Region and label listings:
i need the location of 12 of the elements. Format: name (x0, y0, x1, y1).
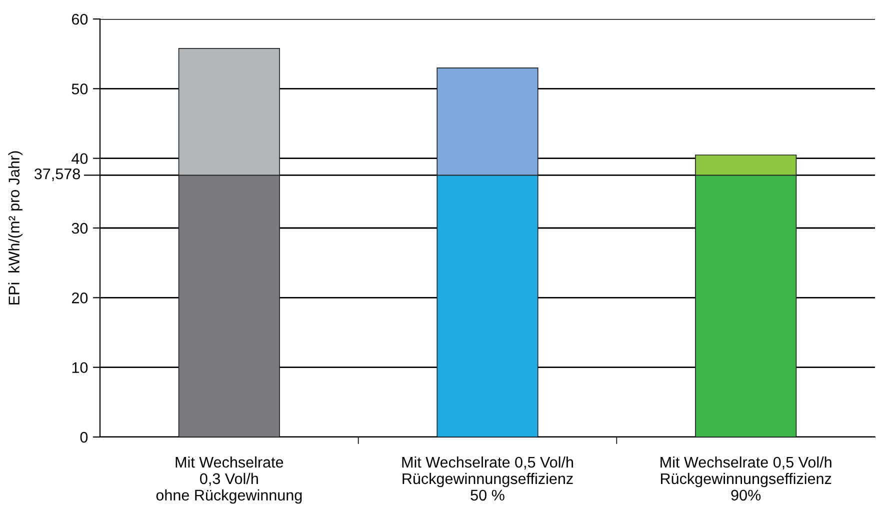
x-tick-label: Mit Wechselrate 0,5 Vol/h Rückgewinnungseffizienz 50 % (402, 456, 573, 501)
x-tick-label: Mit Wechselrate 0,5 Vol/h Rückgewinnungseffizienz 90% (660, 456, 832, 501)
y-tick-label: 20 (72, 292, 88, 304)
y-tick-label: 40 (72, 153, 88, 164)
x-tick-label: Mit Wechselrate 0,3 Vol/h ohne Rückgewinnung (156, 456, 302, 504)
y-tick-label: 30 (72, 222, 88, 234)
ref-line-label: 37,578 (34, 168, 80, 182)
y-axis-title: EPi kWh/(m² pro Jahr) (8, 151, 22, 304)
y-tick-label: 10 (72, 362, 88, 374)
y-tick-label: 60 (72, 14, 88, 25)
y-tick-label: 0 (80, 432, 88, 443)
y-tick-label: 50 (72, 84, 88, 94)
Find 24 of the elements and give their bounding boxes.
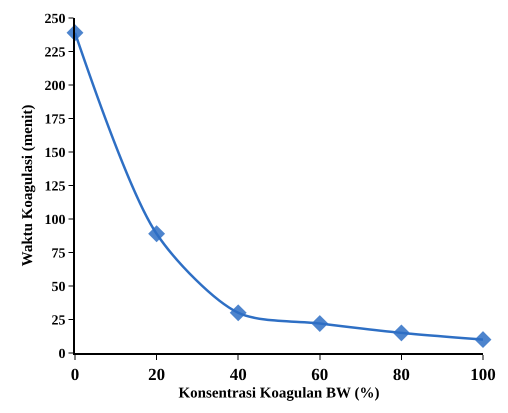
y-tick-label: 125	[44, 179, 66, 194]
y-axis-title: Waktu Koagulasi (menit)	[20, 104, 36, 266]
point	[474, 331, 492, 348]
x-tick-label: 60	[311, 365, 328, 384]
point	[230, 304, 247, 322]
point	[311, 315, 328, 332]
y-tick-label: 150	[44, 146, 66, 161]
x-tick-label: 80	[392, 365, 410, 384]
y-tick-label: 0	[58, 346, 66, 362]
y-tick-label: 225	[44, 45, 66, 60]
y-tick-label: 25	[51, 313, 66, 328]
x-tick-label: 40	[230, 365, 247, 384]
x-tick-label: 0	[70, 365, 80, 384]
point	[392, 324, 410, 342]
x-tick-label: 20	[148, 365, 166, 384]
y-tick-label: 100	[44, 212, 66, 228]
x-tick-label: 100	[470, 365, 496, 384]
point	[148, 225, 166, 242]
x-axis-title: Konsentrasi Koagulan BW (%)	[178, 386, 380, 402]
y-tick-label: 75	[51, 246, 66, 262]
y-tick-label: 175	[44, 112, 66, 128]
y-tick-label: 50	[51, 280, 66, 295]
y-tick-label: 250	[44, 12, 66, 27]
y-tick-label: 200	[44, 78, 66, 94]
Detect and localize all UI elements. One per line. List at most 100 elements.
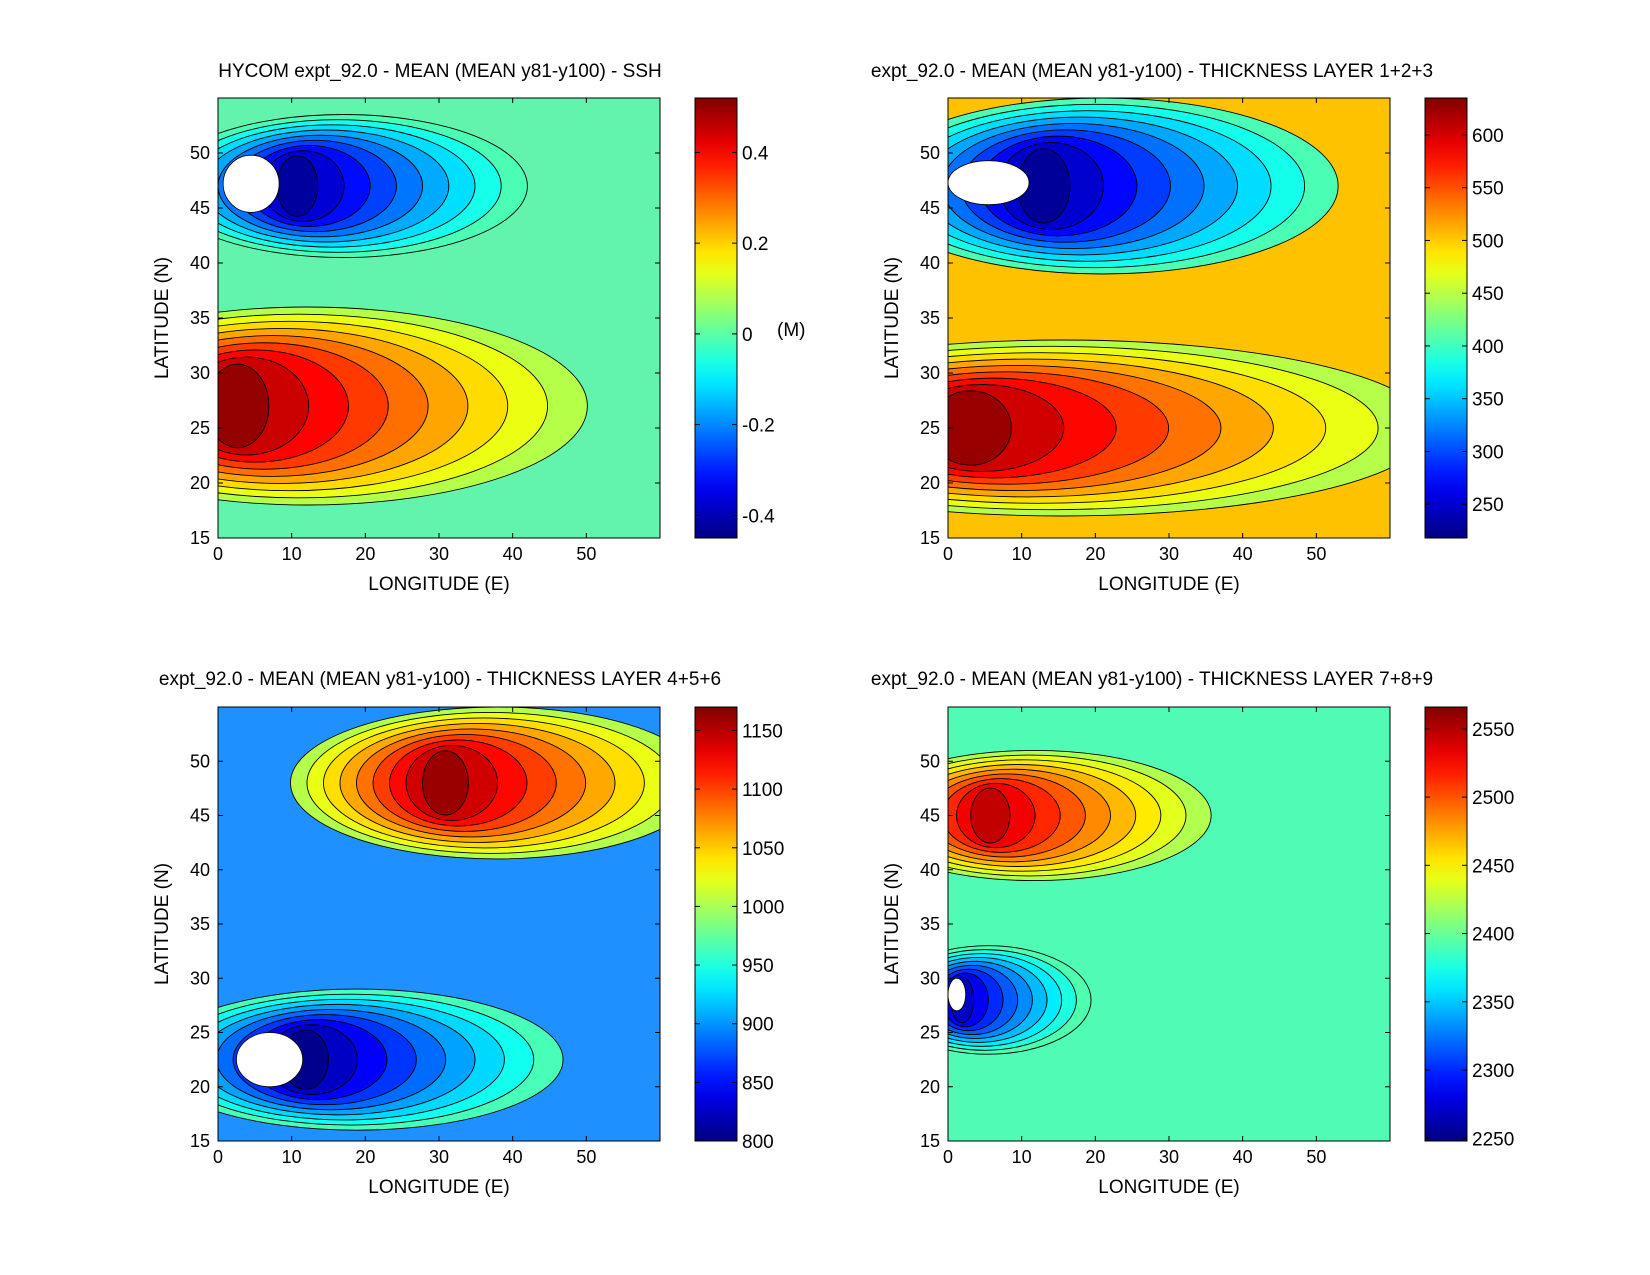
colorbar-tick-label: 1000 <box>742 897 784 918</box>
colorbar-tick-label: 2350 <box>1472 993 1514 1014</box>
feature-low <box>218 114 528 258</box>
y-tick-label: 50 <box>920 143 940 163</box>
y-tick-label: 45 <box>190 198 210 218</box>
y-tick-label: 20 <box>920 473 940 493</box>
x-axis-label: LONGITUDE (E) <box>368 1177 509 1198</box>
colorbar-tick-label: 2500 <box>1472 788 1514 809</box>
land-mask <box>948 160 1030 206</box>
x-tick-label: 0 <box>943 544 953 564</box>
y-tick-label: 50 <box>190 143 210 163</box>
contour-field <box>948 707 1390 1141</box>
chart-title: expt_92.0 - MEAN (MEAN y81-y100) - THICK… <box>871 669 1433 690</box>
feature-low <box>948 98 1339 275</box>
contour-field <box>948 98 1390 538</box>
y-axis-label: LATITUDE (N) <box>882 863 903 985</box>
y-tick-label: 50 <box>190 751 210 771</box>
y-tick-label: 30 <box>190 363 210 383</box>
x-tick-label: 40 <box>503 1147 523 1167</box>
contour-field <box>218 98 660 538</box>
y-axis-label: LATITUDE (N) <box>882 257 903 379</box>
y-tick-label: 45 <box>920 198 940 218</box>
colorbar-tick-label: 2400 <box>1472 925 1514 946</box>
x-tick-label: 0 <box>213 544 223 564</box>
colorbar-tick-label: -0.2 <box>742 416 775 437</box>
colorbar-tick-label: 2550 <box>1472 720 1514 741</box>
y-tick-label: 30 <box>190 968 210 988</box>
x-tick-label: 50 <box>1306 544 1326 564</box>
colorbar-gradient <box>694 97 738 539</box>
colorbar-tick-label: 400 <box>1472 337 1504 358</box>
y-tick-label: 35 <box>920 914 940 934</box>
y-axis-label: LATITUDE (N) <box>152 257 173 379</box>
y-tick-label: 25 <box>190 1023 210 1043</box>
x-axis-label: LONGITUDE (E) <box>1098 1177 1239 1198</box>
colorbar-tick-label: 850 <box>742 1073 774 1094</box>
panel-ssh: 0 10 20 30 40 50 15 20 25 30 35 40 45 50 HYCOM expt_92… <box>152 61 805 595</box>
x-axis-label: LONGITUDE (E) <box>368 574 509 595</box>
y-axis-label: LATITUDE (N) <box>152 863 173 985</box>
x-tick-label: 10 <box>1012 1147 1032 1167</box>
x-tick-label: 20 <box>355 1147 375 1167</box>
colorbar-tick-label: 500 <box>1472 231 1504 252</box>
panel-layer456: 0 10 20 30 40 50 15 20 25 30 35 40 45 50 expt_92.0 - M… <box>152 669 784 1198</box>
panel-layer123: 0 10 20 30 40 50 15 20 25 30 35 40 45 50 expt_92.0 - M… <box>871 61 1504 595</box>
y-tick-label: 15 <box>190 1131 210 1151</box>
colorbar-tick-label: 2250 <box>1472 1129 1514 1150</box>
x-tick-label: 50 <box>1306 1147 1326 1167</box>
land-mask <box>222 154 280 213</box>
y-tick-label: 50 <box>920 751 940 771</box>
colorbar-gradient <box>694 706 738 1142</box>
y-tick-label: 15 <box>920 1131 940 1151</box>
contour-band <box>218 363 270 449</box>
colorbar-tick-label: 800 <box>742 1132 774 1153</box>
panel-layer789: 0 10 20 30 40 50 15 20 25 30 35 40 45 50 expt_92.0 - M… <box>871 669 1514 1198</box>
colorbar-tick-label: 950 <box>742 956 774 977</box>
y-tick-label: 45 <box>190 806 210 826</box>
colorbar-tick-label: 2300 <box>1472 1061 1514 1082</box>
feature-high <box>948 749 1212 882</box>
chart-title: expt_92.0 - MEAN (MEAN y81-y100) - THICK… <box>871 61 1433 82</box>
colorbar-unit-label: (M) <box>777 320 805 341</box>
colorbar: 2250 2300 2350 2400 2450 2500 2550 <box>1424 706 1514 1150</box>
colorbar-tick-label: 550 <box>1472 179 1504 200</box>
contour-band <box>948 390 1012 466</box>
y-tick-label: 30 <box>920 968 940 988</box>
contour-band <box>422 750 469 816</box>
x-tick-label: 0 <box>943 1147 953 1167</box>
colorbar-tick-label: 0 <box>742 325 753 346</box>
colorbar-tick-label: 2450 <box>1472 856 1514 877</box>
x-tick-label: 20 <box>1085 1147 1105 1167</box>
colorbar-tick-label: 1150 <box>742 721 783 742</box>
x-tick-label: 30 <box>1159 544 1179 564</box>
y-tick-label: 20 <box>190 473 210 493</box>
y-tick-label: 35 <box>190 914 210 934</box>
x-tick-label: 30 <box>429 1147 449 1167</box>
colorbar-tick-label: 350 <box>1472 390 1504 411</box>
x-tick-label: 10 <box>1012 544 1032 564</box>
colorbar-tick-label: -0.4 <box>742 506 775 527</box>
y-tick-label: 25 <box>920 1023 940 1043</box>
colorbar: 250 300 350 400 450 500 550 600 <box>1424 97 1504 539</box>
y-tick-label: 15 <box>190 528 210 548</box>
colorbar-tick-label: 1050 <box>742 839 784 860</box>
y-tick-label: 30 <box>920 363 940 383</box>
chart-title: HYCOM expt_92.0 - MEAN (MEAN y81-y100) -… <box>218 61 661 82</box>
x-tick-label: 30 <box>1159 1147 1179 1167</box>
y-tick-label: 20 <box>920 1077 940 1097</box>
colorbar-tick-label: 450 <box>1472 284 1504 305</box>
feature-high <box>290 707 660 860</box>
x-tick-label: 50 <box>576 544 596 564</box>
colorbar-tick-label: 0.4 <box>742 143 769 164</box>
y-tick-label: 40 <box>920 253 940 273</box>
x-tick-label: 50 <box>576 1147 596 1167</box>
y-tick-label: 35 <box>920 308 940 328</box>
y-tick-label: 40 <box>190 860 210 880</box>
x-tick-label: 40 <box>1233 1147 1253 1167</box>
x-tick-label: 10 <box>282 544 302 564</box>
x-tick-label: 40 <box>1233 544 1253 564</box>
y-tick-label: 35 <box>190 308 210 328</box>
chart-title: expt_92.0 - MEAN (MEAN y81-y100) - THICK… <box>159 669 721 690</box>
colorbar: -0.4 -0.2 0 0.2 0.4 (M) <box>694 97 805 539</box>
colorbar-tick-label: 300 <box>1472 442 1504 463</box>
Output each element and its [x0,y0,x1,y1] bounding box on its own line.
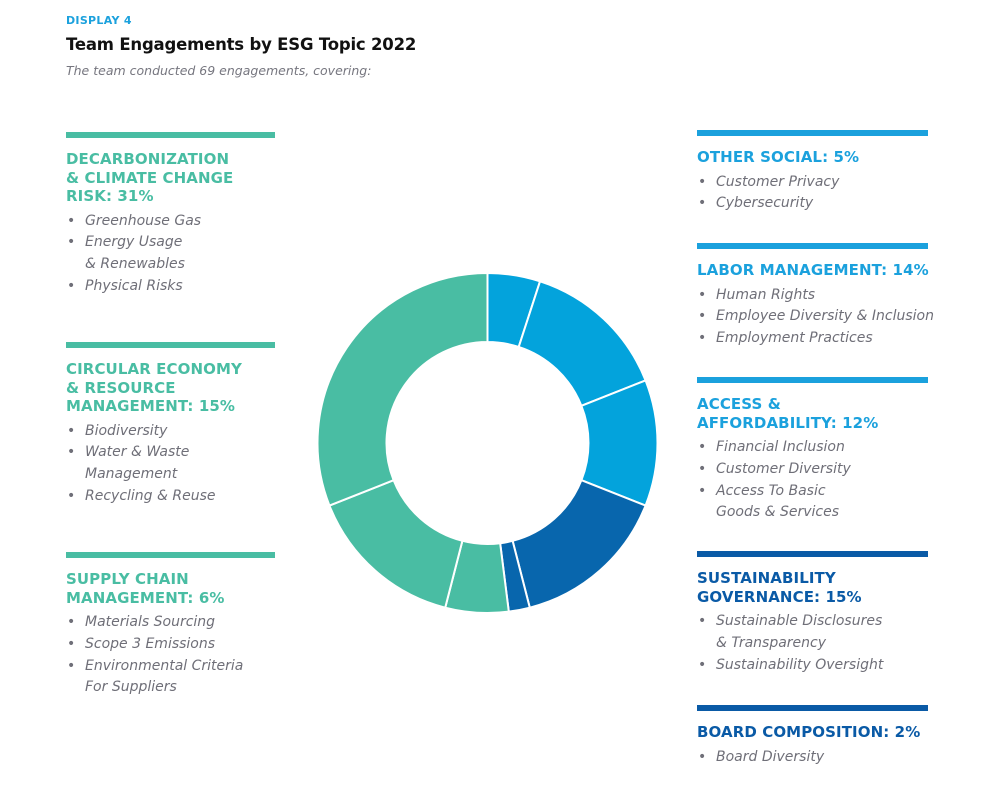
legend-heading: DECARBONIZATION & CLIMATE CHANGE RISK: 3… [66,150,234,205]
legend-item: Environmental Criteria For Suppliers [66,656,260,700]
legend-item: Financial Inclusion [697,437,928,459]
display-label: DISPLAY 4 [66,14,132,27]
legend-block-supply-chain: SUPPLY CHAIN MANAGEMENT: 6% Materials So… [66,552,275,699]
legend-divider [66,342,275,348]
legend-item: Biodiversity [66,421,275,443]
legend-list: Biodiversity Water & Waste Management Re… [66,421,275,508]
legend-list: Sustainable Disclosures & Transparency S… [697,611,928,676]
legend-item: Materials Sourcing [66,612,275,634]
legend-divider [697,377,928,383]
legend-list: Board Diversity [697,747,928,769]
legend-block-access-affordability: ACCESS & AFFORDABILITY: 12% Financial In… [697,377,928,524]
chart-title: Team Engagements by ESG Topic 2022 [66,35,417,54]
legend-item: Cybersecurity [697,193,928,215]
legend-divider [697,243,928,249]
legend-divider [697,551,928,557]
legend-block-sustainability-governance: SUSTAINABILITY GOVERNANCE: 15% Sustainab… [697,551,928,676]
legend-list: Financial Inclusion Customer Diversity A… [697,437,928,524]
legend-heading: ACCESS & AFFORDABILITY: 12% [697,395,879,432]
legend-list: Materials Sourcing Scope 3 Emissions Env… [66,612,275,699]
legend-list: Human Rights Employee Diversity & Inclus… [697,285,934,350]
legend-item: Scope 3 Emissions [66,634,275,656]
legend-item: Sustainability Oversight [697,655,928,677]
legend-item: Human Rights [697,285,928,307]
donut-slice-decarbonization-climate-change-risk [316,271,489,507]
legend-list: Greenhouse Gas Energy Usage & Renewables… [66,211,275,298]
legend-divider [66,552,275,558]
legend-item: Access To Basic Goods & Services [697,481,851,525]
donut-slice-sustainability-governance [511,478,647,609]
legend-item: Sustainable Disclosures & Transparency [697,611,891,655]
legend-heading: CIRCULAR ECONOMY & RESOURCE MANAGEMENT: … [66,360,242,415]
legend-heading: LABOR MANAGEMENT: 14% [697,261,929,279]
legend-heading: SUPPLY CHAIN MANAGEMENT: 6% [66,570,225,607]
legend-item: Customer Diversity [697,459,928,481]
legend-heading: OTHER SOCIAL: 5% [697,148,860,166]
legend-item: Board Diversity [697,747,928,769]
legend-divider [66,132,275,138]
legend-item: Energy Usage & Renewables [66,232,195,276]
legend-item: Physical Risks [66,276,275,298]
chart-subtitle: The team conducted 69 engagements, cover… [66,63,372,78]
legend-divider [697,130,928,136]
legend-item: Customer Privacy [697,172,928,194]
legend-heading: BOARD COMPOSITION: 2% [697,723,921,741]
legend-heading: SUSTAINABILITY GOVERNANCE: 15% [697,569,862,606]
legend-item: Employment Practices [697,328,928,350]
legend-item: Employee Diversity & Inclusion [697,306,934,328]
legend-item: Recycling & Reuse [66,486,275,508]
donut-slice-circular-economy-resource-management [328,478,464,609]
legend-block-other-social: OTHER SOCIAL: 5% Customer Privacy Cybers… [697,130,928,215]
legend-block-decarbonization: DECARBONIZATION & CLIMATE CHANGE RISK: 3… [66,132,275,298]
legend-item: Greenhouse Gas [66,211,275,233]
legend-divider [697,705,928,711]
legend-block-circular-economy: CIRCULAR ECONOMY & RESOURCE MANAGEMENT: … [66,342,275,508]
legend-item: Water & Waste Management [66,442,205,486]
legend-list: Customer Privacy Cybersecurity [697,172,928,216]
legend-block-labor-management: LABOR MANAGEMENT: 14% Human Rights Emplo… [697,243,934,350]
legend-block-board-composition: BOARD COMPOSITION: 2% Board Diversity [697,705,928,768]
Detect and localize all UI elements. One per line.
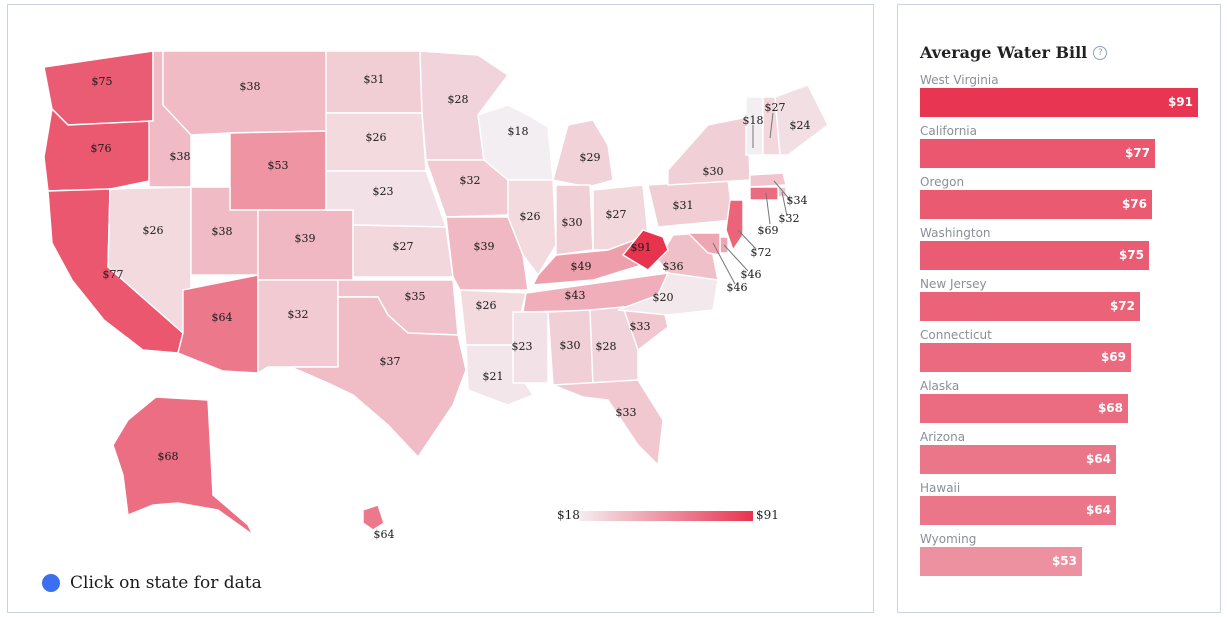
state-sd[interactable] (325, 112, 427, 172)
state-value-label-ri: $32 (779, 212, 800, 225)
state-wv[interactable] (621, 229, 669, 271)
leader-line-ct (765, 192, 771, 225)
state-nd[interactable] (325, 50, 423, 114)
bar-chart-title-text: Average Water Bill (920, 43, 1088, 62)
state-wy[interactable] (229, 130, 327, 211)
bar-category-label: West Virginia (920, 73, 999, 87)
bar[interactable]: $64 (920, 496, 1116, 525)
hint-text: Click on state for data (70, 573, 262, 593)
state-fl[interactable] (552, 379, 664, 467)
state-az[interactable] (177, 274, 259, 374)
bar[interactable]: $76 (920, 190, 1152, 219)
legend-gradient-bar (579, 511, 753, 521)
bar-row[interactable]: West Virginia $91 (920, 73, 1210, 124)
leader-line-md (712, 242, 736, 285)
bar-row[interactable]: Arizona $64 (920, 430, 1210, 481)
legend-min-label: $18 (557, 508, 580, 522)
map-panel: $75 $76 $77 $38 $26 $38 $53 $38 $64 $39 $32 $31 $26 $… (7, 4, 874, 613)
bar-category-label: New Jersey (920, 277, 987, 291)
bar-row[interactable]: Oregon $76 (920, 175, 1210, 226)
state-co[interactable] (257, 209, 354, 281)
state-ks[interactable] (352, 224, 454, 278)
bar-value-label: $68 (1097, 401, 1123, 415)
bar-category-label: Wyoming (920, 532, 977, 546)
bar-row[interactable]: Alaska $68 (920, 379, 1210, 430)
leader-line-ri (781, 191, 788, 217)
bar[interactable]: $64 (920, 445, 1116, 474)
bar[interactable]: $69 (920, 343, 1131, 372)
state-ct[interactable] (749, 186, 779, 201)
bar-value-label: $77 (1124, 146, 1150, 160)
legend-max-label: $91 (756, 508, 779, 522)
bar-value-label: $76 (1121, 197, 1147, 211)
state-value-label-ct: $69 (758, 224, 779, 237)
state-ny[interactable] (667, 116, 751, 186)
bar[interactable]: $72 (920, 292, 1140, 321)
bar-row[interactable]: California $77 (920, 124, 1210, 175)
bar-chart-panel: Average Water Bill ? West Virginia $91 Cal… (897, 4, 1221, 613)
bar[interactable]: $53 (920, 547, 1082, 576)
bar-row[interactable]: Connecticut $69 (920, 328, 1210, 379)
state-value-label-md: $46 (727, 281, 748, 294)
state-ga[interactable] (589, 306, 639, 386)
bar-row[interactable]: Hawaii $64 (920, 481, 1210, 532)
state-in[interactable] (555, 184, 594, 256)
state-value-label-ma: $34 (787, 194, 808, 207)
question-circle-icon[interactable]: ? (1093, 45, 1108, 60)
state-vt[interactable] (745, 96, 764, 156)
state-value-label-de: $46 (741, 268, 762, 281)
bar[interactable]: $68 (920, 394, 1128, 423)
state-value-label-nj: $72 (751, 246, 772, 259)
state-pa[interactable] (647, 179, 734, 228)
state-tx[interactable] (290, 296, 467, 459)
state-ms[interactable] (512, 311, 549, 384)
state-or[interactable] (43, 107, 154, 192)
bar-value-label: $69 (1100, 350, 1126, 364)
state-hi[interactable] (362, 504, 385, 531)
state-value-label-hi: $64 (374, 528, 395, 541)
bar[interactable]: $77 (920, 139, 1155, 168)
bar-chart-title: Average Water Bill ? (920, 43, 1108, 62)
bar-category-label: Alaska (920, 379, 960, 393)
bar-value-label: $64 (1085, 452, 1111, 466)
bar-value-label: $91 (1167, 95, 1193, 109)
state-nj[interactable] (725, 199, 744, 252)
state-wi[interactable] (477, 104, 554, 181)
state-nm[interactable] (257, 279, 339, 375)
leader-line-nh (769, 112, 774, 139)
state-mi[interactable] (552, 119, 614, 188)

TASK TO COMPLETE:
Please turn the lines of the material, starting with the line that contains "179, 66, 194]" and going on through the line that contains "313, 66, 328]", into a numbered list with any blank lines left out.

TASK SOLUTION:
1. y-tick-label: 125	[44, 179, 66, 194]
2. y-axis-title: Waktu Koagulasi (menit)	[20, 104, 36, 266]
3. point	[474, 331, 492, 348]
4. x-tick-label: 60	[311, 365, 328, 384]
5. point	[230, 304, 247, 322]
6. point	[311, 315, 328, 332]
7. y-tick-label: 150	[44, 146, 66, 161]
8. x-tick-label: 80	[392, 365, 410, 384]
9. y-tick-label: 0	[58, 346, 66, 362]
10. y-tick-label: 225	[44, 45, 66, 60]
11. y-tick-label: 25	[51, 313, 66, 328]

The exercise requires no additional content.